Go through the entries and count the lines with the string "text" in them. Give only that number.

* Begin INFORMATION SUPPLIED *

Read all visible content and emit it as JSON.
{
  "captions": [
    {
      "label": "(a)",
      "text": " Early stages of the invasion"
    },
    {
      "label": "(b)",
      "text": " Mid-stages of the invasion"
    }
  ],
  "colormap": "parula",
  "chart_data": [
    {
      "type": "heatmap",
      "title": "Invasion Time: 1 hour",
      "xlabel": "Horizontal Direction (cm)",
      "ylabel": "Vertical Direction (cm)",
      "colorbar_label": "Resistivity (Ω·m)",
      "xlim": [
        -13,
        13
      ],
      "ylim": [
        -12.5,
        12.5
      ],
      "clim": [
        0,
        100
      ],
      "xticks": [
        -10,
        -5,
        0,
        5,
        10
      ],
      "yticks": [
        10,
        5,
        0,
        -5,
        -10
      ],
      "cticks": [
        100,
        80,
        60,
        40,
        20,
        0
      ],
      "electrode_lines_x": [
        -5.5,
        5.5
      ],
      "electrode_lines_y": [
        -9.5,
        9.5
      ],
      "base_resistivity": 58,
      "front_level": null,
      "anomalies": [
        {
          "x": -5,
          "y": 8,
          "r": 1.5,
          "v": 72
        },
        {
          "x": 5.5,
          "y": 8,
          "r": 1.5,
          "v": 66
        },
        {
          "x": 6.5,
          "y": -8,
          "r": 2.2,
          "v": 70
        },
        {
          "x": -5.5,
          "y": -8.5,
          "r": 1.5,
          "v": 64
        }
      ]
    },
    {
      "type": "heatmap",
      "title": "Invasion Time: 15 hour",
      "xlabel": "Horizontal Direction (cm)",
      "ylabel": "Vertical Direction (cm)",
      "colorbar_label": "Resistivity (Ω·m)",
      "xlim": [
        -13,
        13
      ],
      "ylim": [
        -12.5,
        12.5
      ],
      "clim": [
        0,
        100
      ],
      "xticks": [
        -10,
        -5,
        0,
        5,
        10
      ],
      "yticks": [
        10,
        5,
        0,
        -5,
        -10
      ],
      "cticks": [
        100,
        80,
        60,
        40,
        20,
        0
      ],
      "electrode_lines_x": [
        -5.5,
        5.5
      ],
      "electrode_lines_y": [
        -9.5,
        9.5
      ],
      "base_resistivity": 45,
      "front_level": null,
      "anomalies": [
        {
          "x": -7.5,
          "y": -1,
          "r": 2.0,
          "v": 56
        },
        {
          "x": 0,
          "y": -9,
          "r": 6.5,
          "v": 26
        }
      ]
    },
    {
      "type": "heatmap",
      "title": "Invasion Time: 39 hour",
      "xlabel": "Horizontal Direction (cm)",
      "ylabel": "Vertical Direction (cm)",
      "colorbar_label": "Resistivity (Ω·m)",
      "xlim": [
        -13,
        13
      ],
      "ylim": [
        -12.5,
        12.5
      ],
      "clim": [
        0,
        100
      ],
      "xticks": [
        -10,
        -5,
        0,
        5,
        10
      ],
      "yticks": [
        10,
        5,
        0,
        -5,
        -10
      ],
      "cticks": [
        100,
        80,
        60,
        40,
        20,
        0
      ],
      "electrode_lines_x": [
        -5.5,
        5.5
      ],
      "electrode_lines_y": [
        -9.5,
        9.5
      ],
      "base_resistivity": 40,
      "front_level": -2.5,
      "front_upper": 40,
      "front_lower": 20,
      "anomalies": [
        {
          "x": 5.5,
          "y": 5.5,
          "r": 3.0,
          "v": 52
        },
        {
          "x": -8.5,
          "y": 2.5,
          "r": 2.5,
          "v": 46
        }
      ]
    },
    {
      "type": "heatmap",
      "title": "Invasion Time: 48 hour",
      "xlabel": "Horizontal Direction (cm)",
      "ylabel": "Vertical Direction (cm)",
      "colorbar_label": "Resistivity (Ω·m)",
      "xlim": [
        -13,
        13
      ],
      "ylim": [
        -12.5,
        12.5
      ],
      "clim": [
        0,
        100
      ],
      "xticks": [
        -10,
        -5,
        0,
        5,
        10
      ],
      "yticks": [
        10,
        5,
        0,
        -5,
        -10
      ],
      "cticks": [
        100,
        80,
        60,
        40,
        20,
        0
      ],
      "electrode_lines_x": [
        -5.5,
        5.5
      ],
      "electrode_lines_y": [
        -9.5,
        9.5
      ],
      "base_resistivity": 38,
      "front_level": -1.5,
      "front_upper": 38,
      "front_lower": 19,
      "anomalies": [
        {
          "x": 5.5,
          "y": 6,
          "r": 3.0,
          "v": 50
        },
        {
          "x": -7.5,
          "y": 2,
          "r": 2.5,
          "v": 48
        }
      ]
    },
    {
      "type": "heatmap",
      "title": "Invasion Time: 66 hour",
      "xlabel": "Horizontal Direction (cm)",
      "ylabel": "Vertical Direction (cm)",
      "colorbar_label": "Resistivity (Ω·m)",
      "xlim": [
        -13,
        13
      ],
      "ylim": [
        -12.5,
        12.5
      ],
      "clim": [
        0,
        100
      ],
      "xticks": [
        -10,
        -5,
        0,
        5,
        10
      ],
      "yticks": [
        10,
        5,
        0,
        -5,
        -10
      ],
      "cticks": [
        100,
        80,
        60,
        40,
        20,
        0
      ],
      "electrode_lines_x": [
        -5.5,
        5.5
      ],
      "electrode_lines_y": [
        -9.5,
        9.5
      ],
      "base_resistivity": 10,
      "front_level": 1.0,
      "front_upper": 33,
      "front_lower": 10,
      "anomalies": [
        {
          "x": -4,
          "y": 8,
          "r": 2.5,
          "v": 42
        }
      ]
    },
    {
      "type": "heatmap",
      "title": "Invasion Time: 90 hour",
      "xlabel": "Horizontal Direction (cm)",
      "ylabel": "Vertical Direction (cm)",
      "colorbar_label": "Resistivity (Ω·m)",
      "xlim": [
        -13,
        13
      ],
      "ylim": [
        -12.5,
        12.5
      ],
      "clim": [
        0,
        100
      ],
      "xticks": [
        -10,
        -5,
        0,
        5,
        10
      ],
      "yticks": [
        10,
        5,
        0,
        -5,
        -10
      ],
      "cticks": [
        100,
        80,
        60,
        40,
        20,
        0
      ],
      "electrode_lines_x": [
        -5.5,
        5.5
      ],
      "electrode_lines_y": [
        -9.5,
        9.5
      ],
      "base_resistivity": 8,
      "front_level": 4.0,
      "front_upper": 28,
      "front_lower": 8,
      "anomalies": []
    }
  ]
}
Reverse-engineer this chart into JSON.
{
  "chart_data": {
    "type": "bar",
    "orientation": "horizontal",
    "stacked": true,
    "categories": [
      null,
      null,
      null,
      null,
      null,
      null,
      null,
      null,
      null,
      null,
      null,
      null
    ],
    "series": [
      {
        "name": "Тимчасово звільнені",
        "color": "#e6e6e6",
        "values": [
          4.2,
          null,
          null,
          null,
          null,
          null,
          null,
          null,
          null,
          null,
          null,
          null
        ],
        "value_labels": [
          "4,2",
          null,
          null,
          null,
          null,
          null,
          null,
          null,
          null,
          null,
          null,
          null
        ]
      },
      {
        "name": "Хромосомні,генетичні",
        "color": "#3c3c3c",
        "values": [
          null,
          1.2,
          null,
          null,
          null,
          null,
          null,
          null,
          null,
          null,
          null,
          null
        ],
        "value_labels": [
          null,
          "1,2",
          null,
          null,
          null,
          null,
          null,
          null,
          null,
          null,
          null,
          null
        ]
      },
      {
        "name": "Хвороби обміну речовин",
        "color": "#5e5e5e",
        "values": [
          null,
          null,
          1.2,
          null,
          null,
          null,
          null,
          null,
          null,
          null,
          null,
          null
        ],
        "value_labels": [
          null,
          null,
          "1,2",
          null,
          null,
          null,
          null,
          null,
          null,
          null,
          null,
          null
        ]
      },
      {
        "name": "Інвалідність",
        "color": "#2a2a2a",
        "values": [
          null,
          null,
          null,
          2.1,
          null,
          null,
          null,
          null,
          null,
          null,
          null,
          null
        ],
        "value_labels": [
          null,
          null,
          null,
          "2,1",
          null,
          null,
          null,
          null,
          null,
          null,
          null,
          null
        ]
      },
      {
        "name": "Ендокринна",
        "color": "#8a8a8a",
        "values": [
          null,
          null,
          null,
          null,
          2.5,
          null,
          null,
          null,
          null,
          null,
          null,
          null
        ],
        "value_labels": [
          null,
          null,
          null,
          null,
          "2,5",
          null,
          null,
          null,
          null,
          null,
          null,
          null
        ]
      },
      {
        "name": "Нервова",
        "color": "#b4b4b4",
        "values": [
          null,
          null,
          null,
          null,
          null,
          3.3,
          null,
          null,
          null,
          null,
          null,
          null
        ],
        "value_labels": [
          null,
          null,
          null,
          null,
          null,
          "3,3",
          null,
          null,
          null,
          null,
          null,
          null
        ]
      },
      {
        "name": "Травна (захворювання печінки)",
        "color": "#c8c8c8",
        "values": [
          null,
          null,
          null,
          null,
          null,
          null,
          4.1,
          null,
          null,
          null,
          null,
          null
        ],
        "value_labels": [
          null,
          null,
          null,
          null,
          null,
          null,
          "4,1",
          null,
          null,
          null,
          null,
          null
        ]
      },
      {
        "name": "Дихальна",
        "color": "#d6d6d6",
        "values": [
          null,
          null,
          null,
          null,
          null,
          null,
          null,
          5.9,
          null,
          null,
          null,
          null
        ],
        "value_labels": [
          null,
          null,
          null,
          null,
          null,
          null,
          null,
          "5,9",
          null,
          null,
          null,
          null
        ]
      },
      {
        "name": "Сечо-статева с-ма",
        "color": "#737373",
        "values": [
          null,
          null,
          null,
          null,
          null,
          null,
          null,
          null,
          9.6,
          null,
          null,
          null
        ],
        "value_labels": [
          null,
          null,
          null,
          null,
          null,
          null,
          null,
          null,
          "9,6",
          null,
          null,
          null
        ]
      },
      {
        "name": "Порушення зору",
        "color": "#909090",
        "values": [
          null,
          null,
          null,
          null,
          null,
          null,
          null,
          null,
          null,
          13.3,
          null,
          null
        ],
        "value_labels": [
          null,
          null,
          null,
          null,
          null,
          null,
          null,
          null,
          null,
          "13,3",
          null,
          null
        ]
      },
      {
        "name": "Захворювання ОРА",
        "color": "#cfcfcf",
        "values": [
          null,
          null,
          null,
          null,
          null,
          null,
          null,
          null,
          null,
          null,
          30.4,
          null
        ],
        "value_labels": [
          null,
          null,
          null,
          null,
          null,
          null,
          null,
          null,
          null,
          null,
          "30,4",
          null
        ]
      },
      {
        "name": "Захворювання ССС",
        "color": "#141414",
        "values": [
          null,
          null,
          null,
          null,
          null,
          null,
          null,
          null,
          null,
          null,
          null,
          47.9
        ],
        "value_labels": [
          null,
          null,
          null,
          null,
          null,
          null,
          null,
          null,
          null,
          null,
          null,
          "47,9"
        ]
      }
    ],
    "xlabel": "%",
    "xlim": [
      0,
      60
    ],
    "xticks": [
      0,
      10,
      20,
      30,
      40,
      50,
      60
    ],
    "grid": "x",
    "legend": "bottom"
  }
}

* End INFORMATION SUPPLIED *

**EXERCISE ANSWER**
2